**EXERCISE INSTRUCTIONS:** Print each line exactly as it is given.

**Source data:**
• • • • • • •

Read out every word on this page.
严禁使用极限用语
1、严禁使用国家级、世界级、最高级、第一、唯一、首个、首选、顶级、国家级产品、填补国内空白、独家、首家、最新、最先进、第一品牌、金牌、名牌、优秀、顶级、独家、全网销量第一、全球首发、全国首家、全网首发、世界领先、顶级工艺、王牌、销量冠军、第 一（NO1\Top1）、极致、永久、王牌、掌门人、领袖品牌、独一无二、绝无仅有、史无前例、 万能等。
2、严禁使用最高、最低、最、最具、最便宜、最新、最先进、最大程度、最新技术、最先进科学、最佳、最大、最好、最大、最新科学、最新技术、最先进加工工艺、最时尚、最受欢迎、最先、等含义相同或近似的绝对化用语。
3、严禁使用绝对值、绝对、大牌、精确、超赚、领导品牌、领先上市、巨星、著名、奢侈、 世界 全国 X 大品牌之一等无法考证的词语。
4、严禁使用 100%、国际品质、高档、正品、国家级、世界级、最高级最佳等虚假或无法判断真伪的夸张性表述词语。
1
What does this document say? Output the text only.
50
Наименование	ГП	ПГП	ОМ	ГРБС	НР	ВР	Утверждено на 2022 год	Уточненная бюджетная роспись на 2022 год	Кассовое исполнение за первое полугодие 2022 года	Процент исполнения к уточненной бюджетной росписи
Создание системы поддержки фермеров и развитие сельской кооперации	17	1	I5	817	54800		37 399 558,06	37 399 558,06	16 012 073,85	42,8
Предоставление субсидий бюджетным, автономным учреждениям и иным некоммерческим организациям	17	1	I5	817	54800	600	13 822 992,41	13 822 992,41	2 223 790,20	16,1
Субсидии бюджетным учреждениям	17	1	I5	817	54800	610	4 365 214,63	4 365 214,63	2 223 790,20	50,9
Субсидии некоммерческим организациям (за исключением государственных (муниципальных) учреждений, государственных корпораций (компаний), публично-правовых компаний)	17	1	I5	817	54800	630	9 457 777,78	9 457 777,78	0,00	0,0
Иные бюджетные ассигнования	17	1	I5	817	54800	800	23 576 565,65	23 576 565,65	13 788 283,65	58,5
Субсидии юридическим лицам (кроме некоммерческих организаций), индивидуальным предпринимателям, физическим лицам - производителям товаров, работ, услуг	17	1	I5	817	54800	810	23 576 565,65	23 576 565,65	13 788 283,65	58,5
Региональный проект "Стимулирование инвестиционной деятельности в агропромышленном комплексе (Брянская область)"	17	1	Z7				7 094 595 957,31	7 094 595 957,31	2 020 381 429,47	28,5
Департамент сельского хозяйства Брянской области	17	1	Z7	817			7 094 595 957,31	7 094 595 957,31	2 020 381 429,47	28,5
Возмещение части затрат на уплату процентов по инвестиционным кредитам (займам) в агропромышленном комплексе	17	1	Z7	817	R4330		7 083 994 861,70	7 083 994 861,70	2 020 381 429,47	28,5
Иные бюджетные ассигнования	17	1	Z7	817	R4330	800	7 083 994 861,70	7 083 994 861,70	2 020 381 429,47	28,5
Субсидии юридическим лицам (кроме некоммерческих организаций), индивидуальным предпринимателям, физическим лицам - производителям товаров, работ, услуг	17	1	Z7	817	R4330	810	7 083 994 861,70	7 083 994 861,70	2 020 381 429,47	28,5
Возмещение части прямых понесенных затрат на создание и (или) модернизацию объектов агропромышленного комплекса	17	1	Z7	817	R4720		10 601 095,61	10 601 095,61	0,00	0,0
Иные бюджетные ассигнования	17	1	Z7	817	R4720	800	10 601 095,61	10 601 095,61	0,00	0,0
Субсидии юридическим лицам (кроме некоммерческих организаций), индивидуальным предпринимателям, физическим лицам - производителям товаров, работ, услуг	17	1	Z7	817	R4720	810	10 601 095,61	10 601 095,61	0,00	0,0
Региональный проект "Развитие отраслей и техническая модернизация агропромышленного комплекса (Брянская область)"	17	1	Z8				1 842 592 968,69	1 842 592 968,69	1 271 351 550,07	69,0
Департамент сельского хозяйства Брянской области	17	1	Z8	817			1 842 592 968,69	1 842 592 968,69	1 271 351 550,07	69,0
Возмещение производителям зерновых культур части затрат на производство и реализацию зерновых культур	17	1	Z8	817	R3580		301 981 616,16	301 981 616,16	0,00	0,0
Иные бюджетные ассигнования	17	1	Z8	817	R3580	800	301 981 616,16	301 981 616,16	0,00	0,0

• • • • • • •

**RESULT FOR THIS EXERCISE:**
Read out every word on this page.
严禁使用极限用语
1、严禁使用国家级、世界级、最高级、第一、唯一、首个、首选、顶级、国家级产品、填补国内空白、独家、首家、最新、最先进、第一品牌、金牌、名牌、优秀、顶级、独家、全网销量第一、全球首发、全国首家、全网首发、世界领先、顶级工艺、王牌、销量冠军、第 一（NO1\Top1）、极致、永久、王牌、掌门人、领袖品牌、独一无二、绝无仅有、史无前例、 万能等。
2、严禁使用最高、最低、最、最具、最便宜、最新、最先进、最大程度、最新技术、最先进科学、最佳、最大、最好、最大、最新科学、最新技术、最先进加工工艺、最时尚、最受欢迎、最先、等含义相同或近似的绝对化用语。
3、严禁使用绝对值、绝对、大牌、精确、超赚、领导品牌、领先上市、巨星、著名、奢侈、 世界 全国 X 大品牌之一等无法考证的词语。
4、严禁使用 100%、国际品质、高档、正品、国家级、世界级、最高级最佳等虚假或无法判断真伪的夸张性表述词语。
1
What does this document say? Output the text only.
50
Наименование	ГП	ПГП	ОМ	ГРБС	НР	ВР	Утверждено на 2022 год	Уточненная бюджетная роспись на 2022 год	Кассовое исполнение за первое полугодие 2022 года	Процент исполнения к уточненной бюджетной росписи
Создание системы поддержки фермеров и развитие сельской кооперации	17	1	I5	817	54800		37 399 558,06	37 399 558,06	16 012 073,85	42,8
Предоставление субсидий бюджетным, автономным учреждениям и иным некоммерческим организациям	17	1	I5	817	54800	600	13 822 992,41	13 822 992,41	2 223 790,20	16,1
Субсидии бюджетным учреждениям	17	1	I5	817	54800	610	4 365 214,63	4 365 214,63	2 223 790,20	50,9
Субсидии некоммерческим организациям (за исключением государственных (муниципальных) учреждений, государственных корпораций (компаний), публично-правовых компаний)	17	1	I5	817	54800	630	9 457 777,78	9 457 777,78	0,00	0,0
Иные бюджетные ассигнования	17	1	I5	817	54800	800	23 576 565,65	23 576 565,65	13 788 283,65	58,5
Субсидии юридическим лицам (кроме некоммерческих организаций), индивидуальным предпринимателям, физическим лицам - производителям товаров, работ, услуг	17	1	I5	817	54800	810	23 576 565,65	23 576 565,65	13 788 283,65	58,5
Региональный проект "Стимулирование инвестиционной деятельности в агропромышленном комплексе (Брянская область)"	17	1	Z7				7 094 595 957,31	7 094 595 957,31	2 020 381 429,47	28,5
Департамент сельского хозяйства Брянской области	17	1	Z7	817			7 094 595 957,31	7 094 595 957,31	2 020 381 429,47	28,5
Возмещение части затрат на уплату процентов по инвестиционным кредитам (займам) в агропромышленном комплексе	17	1	Z7	817	R4330		7 083 994 861,70	7 083 994 861,70	2 020 381 429,47	28,5
Иные бюджетные ассигнования	17	1	Z7	817	R4330	800	7 083 994 861,70	7 083 994 861,70	2 020 381 429,47	28,5
Субсидии юридическим лицам (кроме некоммерческих организаций), индивидуальным предпринимателям, физическим лицам - производителям товаров, работ, услуг	17	1	Z7	817	R4330	810	7 083 994 861,70	7 083 994 861,70	2 020 381 429,47	28,5
Возмещение части прямых понесенных затрат на создание и (или) модернизацию объектов агропромышленного комплекса	17	1	Z7	817	R4720		10 601 095,61	10 601 095,61	0,00	0,0
Иные бюджетные ассигнования	17	1	Z7	817	R4720	800	10 601 095,61	10 601 095,61	0,00	0,0
Субсидии юридическим лицам (кроме некоммерческих организаций), индивидуальным предпринимателям, физическим лицам - производителям товаров, работ, услуг	17	1	Z7	817	R4720	810	10 601 095,61	10 601 095,61	0,00	0,0
Региональный проект "Развитие отраслей и техническая модернизация агропромышленного комплекса (Брянская область)"	17	1	Z8				1 842 592 968,69	1 842 592 968,69	1 271 351 550,07	69,0
Департамент сельского хозяйства Брянской области	17	1	Z8	817			1 842 592 968,69	1 842 592 968,69	1 271 351 550,07	69,0
Возмещение производителям зерновых культур части затрат на производство и реализацию зерновых культур	17	1	Z8	817	R3580		301 981 616,16	301 981 616,16	0,00	0,0
Иные бюджетные ассигнования	17	1	Z8	817	R3580	800	301 981 616,16	301 981 616,16	0,00	0,0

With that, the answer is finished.